***** Provided material *****
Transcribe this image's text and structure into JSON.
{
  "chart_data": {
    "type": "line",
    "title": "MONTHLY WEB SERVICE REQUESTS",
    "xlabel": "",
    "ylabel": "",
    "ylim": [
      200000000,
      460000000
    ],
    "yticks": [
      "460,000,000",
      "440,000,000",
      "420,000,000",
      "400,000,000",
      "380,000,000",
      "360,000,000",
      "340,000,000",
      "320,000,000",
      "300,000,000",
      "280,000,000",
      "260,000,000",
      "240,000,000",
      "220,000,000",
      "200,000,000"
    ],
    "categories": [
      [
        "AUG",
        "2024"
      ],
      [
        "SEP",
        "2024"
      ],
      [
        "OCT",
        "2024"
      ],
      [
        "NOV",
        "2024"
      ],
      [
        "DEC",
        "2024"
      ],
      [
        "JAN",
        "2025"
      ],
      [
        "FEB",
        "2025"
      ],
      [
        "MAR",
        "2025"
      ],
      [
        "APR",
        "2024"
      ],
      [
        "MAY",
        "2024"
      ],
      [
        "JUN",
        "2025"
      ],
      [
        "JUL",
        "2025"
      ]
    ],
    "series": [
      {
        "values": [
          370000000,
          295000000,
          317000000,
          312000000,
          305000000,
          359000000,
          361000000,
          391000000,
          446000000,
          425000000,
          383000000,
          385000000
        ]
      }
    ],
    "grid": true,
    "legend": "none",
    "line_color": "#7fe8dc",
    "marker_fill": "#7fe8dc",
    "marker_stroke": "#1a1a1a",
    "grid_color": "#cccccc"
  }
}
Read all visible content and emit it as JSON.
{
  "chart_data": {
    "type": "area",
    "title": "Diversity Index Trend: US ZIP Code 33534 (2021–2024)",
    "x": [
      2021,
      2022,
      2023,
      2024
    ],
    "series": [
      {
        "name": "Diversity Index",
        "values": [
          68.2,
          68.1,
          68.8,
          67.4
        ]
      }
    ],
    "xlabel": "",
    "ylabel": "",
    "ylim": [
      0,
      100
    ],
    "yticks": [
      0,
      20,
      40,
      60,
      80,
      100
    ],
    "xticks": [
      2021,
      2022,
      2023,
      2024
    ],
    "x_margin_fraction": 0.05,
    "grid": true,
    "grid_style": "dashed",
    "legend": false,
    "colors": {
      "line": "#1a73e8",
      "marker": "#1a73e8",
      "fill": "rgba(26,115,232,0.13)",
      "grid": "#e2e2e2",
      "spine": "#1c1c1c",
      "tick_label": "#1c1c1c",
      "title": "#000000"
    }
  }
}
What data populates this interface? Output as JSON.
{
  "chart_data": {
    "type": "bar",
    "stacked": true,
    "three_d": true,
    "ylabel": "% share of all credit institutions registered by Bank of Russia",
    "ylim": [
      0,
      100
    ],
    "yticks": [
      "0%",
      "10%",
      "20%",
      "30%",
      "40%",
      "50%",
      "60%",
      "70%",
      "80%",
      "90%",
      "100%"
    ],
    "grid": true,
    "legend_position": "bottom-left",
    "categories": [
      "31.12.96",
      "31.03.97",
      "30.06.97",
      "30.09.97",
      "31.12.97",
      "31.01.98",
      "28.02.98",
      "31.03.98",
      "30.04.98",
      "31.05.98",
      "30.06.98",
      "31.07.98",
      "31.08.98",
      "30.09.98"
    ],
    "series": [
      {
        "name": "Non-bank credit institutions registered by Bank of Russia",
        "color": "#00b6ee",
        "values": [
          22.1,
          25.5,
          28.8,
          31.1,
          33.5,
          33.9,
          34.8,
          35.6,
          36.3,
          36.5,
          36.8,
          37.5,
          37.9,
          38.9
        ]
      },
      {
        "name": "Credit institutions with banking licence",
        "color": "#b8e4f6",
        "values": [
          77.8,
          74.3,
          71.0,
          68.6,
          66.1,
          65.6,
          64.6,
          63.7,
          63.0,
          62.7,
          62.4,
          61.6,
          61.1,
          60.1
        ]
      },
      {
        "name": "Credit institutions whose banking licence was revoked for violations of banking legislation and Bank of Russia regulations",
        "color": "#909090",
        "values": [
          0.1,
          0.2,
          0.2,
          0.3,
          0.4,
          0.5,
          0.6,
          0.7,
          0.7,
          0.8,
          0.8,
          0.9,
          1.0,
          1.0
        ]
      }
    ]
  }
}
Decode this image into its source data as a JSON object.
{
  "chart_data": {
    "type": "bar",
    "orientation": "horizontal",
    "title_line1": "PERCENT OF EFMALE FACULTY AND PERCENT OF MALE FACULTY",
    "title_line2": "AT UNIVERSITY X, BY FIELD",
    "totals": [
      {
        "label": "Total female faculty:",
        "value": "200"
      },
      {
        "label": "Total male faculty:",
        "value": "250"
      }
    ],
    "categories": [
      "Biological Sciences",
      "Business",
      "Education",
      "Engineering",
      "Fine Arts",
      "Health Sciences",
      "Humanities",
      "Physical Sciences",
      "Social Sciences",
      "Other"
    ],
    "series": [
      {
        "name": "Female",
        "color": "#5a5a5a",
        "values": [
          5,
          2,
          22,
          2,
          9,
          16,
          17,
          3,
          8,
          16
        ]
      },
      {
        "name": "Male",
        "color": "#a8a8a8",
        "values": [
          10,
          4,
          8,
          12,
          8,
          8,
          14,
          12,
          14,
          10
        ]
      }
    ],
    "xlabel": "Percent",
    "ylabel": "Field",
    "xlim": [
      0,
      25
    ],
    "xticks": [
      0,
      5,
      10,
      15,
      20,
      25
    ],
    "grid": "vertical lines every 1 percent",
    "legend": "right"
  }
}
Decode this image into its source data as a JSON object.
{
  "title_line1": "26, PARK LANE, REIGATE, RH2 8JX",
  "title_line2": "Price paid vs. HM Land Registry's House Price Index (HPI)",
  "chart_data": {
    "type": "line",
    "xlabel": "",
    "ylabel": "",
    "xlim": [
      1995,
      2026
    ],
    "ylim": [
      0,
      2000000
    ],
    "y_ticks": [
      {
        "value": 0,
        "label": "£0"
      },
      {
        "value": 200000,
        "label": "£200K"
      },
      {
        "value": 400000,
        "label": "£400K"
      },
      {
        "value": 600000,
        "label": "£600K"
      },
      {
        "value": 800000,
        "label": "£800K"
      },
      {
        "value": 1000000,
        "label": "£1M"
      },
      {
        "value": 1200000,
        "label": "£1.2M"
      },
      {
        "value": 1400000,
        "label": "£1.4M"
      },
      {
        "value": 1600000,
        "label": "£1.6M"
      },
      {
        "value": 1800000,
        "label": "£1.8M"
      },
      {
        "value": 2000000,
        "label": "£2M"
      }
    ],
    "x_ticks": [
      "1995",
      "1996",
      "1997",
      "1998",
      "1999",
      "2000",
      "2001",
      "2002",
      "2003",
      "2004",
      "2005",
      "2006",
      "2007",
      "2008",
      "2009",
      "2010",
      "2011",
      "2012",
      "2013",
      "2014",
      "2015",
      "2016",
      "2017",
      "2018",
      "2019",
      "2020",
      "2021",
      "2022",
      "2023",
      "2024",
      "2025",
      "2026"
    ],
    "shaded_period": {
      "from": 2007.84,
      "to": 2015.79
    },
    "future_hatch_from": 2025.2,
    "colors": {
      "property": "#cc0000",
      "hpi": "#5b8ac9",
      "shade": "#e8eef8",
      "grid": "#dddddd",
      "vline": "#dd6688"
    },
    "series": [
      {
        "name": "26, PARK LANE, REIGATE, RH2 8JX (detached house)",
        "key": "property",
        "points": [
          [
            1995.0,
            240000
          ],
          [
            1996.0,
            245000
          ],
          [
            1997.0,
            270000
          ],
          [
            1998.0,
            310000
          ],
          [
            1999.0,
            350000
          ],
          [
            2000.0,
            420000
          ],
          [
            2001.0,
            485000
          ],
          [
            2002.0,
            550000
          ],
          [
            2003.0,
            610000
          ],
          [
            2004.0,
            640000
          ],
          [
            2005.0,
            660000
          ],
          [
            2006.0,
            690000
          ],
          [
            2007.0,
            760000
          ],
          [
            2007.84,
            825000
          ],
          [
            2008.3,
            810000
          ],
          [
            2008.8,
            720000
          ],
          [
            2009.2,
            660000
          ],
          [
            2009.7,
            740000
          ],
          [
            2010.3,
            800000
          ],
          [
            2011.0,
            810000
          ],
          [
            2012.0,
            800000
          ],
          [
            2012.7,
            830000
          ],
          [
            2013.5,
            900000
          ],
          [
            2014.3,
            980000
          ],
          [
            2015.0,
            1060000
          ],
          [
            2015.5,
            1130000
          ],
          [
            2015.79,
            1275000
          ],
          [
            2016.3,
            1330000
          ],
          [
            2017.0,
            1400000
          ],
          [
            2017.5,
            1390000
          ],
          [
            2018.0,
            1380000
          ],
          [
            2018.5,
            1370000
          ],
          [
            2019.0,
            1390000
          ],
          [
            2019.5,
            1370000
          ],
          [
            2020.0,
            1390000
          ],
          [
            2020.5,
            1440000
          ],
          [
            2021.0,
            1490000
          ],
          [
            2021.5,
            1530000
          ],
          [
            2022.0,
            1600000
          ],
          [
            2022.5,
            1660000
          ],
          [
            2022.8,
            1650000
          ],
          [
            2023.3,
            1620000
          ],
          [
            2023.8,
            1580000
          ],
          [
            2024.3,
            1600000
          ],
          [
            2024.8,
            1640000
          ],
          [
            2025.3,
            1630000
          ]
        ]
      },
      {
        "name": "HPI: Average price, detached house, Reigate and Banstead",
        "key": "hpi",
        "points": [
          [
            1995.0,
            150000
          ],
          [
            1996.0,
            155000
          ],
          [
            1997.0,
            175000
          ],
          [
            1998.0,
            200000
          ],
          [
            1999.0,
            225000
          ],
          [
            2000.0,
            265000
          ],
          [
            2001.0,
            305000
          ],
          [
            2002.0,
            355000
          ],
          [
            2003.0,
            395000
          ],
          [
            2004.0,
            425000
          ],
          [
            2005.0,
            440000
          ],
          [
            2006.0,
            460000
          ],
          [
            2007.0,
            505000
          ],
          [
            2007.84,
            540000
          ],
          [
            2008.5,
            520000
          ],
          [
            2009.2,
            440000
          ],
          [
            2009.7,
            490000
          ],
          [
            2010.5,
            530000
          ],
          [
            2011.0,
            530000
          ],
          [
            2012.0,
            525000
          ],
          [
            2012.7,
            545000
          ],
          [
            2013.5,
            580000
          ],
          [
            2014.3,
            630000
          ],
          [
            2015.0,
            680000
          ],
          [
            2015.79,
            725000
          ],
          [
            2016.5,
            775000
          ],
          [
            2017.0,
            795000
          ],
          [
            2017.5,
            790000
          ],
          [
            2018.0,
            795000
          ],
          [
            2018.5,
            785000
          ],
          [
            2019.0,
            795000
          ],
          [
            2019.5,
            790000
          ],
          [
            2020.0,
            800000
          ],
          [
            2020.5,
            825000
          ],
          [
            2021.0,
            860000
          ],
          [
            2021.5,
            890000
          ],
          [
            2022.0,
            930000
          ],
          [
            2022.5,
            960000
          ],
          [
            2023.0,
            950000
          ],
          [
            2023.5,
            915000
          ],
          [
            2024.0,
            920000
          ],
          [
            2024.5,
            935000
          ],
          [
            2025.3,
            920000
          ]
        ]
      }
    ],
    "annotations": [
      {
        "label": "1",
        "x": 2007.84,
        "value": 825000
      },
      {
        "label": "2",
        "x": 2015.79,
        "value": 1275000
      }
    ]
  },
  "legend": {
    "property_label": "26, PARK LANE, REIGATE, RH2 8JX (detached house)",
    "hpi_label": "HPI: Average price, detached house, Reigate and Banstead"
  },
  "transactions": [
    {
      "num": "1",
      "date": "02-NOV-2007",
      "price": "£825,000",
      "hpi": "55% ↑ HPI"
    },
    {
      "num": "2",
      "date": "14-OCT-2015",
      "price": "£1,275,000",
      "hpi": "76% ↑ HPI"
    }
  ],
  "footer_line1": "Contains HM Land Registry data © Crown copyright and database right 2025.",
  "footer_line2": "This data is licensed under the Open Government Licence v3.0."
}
*****
### [The exercise]
Count the lines in the entries above that include the string "Registry", then give only that figure.

### [Reply to the exercise]
2